WHAT IS BEING ASKED :: Every entry here needs to be repeated exactly.

DATASET EXTRACT ::
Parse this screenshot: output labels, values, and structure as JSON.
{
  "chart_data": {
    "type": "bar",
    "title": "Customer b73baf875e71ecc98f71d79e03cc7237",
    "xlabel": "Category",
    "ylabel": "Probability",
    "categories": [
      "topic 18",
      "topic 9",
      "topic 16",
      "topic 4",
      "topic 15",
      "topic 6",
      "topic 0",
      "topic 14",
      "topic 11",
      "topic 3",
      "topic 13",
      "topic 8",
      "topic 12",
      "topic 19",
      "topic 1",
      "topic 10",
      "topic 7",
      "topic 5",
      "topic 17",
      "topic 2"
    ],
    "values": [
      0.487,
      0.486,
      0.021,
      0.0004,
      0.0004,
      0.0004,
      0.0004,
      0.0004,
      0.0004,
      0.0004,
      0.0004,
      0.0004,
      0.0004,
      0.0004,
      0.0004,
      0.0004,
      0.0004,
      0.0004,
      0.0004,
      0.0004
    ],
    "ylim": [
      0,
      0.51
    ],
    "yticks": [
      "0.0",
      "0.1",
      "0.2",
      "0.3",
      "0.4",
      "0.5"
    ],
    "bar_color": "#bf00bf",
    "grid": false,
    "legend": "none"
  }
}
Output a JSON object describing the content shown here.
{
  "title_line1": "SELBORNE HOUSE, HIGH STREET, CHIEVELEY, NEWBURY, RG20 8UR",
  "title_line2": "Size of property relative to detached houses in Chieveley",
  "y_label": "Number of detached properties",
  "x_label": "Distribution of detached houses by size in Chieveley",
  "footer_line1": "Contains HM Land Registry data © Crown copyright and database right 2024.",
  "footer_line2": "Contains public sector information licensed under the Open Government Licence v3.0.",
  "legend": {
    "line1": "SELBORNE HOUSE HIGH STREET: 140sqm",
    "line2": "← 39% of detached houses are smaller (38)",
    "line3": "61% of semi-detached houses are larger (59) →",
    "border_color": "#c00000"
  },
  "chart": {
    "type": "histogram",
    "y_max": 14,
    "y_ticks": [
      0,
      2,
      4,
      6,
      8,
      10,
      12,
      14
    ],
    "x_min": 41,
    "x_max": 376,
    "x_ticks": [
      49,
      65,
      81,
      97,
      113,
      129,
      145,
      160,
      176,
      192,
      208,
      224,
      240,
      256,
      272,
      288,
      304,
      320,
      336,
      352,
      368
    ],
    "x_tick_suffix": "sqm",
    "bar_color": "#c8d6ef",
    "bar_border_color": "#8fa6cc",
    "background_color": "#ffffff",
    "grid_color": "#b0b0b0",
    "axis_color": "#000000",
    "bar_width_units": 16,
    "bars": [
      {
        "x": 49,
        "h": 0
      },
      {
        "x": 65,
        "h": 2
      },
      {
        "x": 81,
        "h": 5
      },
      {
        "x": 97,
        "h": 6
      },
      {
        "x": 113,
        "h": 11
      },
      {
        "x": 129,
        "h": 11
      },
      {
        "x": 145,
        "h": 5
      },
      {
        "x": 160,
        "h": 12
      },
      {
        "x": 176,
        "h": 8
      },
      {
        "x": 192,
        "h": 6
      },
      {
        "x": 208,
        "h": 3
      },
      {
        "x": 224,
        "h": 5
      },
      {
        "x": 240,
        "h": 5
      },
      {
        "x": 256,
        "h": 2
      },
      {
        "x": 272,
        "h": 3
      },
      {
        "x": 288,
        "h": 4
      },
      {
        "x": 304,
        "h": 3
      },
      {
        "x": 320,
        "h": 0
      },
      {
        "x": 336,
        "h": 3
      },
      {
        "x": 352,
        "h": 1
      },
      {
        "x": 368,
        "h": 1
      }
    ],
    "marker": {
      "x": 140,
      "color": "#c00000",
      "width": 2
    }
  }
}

ANSWER TO THIS PROBLEM ::
Parse this screenshot: output labels, values, and structure as JSON.
{
  "chart_data": {
    "type": "bar",
    "title": "Customer b73baf875e71ecc98f71d79e03cc7237",
    "xlabel": "Category",
    "ylabel": "Probability",
    "categories": [
      "topic 18",
      "topic 9",
      "topic 16",
      "topic 4",
      "topic 15",
      "topic 6",
      "topic 0",
      "topic 14",
      "topic 11",
      "topic 3",
      "topic 13",
      "topic 8",
      "topic 12",
      "topic 19",
      "topic 1",
      "topic 10",
      "topic 7",
      "topic 5",
      "topic 17",
      "topic 2"
    ],
    "values": [
      0.487,
      0.486,
      0.021,
      0.0004,
      0.0004,
      0.0004,
      0.0004,
      0.0004,
      0.0004,
      0.0004,
      0.0004,
      0.0004,
      0.0004,
      0.0004,
      0.0004,
      0.0004,
      0.0004,
      0.0004,
      0.0004,
      0.0004
    ],
    "ylim": [
      0,
      0.51
    ],
    "yticks": [
      "0.0",
      "0.1",
      "0.2",
      "0.3",
      "0.4",
      "0.5"
    ],
    "bar_color": "#bf00bf",
    "grid": false,
    "legend": "none"
  }
}
Output a JSON object describing the content shown here.
{
  "title_line1": "SELBORNE HOUSE, HIGH STREET, CHIEVELEY, NEWBURY, RG20 8UR",
  "title_line2": "Size of property relative to detached houses in Chieveley",
  "y_label": "Number of detached properties",
  "x_label": "Distribution of detached houses by size in Chieveley",
  "footer_line1": "Contains HM Land Registry data © Crown copyright and database right 2024.",
  "footer_line2": "Contains public sector information licensed under the Open Government Licence v3.0.",
  "legend": {
    "line1": "SELBORNE HOUSE HIGH STREET: 140sqm",
    "line2": "← 39% of detached houses are smaller (38)",
    "line3": "61% of semi-detached houses are larger (59) →",
    "border_color": "#c00000"
  },
  "chart": {
    "type": "histogram",
    "y_max": 14,
    "y_ticks": [
      0,
      2,
      4,
      6,
      8,
      10,
      12,
      14
    ],
    "x_min": 41,
    "x_max": 376,
    "x_ticks": [
      49,
      65,
      81,
      97,
      113,
      129,
      145,
      160,
      176,
      192,
      208,
      224,
      240,
      256,
      272,
      288,
      304,
      320,
      336,
      352,
      368
    ],
    "x_tick_suffix": "sqm",
    "bar_color": "#c8d6ef",
    "bar_border_color": "#8fa6cc",
    "background_color": "#ffffff",
    "grid_color": "#b0b0b0",
    "axis_color": "#000000",
    "bar_width_units": 16,
    "bars": [
      {
        "x": 49,
        "h": 0
      },
      {
        "x": 65,
        "h": 2
      },
      {
        "x": 81,
        "h": 5
      },
      {
        "x": 97,
        "h": 6
      },
      {
        "x": 113,
        "h": 11
      },
      {
        "x": 129,
        "h": 11
      },
      {
        "x": 145,
        "h": 5
      },
      {
        "x": 160,
        "h": 12
      },
      {
        "x": 176,
        "h": 8
      },
      {
        "x": 192,
        "h": 6
      },
      {
        "x": 208,
        "h": 3
      },
      {
        "x": 224,
        "h": 5
      },
      {
        "x": 240,
        "h": 5
      },
      {
        "x": 256,
        "h": 2
      },
      {
        "x": 272,
        "h": 3
      },
      {
        "x": 288,
        "h": 4
      },
      {
        "x": 304,
        "h": 3
      },
      {
        "x": 320,
        "h": 0
      },
      {
        "x": 336,
        "h": 3
      },
      {
        "x": 352,
        "h": 1
      },
      {
        "x": 368,
        "h": 1
      }
    ],
    "marker": {
      "x": 140,
      "color": "#c00000",
      "width": 2
    }
  }
}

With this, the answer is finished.